**DIRECTIONS:**
Go through the records and extract every line with the word "xlabel".

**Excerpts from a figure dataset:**
>>>

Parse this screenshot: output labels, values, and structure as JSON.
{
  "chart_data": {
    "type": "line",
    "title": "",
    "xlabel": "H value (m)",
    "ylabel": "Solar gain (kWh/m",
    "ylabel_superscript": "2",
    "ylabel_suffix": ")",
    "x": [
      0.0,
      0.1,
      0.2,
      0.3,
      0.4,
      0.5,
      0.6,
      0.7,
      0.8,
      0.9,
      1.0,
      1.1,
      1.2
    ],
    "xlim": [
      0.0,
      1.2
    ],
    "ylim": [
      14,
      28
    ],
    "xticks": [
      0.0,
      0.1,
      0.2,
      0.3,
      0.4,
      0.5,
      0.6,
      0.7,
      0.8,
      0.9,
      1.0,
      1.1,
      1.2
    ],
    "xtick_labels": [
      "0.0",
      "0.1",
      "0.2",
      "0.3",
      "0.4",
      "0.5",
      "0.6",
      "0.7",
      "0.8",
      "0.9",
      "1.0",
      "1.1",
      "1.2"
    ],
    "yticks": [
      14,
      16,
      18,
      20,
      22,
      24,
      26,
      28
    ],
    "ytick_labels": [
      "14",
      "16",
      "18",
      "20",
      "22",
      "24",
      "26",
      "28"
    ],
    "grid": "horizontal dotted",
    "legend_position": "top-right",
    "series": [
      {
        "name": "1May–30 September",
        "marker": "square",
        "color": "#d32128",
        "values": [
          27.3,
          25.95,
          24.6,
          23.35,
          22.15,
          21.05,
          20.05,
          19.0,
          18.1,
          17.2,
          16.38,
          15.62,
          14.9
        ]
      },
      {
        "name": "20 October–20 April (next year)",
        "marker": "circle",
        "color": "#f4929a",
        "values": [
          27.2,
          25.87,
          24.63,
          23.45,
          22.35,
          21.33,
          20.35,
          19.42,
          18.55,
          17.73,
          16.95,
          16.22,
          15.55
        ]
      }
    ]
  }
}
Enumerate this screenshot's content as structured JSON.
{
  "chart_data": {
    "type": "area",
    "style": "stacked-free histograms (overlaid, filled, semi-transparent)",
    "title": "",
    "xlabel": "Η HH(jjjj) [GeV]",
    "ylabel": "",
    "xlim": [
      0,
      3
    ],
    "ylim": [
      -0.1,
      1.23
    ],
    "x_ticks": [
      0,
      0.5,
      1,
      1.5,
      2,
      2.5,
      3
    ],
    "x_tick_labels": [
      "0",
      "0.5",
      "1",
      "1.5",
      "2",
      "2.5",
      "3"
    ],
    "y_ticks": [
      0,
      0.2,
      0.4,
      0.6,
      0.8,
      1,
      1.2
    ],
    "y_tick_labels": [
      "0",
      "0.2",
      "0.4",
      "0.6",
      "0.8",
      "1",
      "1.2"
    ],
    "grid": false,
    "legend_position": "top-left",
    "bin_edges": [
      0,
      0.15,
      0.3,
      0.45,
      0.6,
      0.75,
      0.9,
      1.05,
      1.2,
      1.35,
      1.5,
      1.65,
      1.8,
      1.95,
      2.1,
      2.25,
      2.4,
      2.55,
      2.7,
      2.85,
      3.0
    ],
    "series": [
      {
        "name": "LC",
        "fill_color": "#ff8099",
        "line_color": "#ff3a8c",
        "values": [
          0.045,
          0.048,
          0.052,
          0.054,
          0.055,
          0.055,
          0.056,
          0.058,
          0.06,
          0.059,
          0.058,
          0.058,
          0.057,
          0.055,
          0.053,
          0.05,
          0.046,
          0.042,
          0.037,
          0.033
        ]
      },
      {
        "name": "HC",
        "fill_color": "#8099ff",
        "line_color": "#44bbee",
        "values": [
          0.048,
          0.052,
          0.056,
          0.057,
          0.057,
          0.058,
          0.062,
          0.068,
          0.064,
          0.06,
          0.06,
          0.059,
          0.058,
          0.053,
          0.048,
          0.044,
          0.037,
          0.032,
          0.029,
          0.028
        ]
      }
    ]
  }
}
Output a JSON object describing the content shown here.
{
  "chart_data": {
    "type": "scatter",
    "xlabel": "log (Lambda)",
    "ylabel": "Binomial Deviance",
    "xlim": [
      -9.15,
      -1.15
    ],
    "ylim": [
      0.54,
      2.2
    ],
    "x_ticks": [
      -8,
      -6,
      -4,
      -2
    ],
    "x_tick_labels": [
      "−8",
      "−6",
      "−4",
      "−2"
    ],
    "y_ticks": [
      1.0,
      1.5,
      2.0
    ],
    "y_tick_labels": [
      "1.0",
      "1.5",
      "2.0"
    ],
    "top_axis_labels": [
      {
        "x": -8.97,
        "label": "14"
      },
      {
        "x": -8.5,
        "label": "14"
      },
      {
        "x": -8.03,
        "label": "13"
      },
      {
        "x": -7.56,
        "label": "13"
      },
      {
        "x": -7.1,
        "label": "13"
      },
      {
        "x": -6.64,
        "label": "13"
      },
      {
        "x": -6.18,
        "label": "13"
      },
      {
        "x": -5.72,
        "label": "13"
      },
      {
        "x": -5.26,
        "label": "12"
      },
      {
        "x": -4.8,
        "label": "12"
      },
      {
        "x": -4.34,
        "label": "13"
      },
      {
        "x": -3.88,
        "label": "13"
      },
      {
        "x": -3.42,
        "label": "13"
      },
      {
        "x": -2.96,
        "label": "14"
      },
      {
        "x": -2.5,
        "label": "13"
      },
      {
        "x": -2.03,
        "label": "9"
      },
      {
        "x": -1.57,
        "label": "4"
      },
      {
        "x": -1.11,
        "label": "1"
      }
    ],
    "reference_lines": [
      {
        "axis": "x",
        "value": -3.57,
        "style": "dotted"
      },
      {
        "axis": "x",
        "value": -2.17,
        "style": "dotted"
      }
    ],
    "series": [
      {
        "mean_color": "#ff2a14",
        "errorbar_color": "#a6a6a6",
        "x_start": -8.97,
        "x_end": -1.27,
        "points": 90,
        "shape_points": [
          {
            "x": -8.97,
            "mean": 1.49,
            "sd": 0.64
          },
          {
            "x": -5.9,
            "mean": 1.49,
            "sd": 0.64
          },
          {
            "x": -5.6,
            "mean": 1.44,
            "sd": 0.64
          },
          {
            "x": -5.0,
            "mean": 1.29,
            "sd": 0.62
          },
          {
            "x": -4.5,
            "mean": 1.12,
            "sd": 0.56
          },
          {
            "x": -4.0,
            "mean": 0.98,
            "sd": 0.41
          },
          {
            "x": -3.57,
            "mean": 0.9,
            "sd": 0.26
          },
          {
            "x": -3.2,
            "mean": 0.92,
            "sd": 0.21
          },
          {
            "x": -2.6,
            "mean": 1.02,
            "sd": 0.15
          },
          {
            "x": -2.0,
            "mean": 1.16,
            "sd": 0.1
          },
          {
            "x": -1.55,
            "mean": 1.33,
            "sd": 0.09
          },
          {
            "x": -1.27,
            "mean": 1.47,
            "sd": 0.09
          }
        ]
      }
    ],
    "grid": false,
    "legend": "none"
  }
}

<<<

**ANSWER TO THE PROBLEM:**
    "xlabel": "H value (m)",
    "xlabel": "Η HH(jjjj) [GeV]",
    "xlabel": "log (Lambda)",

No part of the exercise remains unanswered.